(Excerpt from a dataset)
^^^^

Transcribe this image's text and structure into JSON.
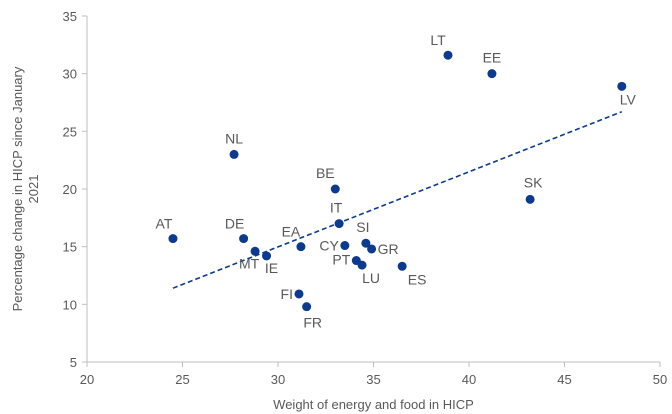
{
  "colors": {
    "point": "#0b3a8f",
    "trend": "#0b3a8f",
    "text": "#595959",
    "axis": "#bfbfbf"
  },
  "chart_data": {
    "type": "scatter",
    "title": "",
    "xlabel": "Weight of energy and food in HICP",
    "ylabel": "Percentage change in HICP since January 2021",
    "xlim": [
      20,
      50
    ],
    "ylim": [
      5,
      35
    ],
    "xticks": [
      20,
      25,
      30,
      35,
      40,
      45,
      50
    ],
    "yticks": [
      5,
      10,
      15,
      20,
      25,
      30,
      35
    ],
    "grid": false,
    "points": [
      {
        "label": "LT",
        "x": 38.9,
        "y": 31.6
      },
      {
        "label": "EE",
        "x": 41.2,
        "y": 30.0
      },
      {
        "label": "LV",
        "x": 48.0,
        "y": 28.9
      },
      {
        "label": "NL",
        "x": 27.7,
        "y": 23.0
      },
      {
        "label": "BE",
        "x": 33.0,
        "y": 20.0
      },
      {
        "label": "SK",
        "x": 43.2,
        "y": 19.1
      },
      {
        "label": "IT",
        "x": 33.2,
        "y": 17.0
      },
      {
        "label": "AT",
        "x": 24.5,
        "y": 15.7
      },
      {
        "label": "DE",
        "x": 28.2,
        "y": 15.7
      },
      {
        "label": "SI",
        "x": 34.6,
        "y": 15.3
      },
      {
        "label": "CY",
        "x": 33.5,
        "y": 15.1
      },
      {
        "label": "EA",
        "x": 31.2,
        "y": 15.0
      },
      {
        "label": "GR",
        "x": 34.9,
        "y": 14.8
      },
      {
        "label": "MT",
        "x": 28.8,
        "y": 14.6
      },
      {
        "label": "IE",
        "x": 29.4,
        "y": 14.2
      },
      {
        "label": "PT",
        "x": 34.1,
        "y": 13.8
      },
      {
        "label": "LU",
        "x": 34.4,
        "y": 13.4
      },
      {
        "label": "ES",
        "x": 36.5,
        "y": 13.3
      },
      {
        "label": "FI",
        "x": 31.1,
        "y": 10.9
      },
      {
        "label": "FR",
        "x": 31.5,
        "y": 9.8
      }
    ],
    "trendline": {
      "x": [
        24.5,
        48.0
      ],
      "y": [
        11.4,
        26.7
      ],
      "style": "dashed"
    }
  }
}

^^^^

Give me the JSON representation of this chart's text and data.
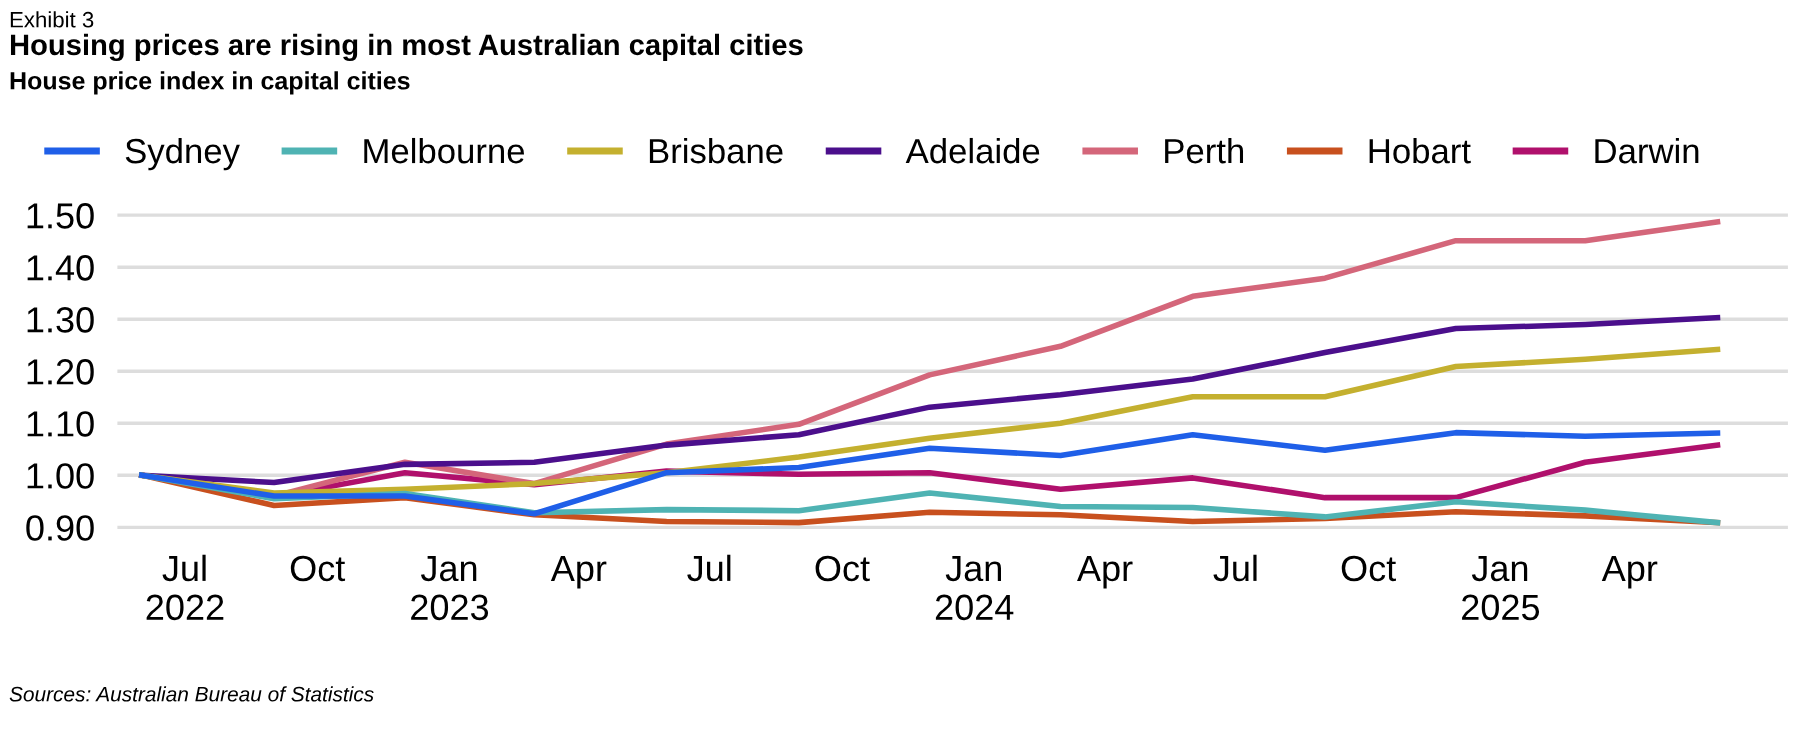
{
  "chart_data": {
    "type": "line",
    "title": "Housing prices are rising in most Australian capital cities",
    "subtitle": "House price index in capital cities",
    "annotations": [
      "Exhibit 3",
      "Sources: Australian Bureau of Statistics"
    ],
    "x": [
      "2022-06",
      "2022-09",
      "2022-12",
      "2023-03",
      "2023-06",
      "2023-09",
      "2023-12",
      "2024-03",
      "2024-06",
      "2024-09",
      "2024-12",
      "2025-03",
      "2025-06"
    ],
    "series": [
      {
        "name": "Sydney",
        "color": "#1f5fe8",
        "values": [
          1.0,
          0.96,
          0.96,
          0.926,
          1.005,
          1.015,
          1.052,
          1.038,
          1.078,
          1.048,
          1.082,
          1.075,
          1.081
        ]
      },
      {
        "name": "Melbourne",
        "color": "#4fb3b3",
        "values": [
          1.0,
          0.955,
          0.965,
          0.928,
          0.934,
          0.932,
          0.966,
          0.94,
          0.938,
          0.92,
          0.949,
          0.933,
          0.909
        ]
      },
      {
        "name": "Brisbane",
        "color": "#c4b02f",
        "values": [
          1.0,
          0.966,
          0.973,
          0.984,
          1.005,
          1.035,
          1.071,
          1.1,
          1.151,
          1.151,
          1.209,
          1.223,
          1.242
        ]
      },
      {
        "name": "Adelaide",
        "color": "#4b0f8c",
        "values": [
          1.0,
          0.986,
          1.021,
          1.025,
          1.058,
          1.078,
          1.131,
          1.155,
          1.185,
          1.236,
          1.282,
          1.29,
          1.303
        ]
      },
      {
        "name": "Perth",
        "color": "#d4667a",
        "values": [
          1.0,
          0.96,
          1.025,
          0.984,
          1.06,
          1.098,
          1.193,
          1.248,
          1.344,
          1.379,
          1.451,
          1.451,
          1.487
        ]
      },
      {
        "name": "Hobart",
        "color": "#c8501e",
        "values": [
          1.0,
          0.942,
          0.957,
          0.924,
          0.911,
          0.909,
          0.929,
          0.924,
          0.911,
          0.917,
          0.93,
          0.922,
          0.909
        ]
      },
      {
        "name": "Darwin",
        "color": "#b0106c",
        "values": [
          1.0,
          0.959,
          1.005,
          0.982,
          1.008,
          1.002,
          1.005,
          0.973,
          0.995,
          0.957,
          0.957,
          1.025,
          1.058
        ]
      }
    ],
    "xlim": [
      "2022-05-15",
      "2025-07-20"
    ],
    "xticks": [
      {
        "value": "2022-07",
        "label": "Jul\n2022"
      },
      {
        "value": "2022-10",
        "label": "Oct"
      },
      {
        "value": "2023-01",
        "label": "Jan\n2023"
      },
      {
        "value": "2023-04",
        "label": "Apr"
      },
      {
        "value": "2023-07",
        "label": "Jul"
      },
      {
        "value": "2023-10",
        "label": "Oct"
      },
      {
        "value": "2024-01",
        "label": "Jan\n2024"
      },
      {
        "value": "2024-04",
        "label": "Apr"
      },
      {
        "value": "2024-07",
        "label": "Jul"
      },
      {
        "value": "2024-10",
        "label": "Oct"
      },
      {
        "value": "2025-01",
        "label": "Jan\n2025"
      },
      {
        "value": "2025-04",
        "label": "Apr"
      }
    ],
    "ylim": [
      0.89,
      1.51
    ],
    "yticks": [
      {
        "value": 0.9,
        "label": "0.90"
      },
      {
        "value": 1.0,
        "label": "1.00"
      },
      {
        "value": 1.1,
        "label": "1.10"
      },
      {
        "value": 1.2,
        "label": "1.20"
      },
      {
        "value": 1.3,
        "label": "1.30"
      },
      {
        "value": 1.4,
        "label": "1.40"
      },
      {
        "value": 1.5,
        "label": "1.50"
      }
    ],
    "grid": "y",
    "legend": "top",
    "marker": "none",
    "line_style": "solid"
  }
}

^^^^

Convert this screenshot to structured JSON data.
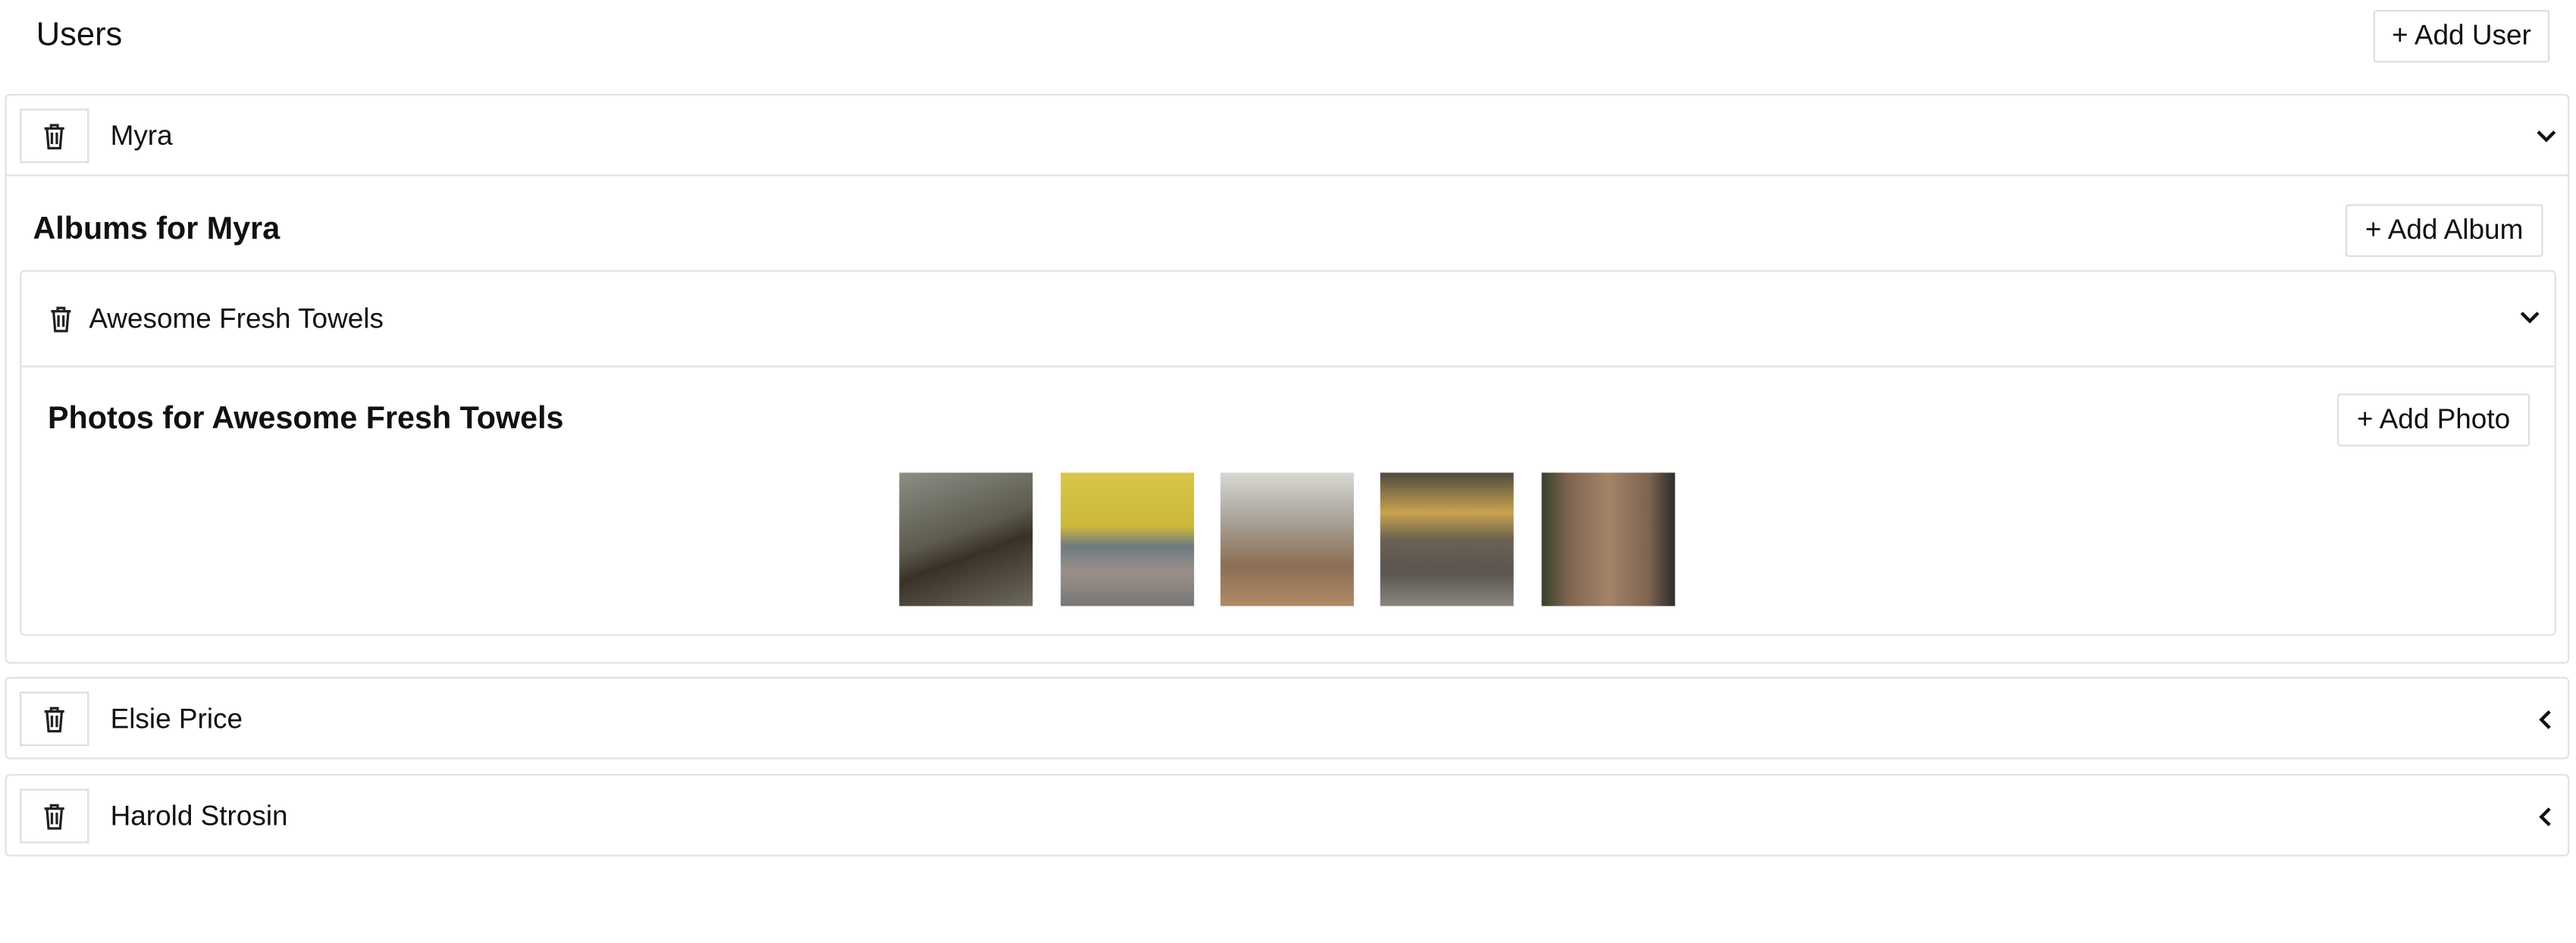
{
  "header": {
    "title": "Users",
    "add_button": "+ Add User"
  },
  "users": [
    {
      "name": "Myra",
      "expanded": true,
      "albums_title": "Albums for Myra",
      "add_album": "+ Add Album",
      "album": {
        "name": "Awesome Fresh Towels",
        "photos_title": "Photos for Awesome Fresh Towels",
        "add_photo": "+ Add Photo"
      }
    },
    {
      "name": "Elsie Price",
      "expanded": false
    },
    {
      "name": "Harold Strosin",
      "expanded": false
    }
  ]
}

^^^^

Find the lines containing "text" and pull them out.

Transcribe this image's text and structure into JSON.
    "text": "#595959",
Give me the JSON representation of this chart's text and data.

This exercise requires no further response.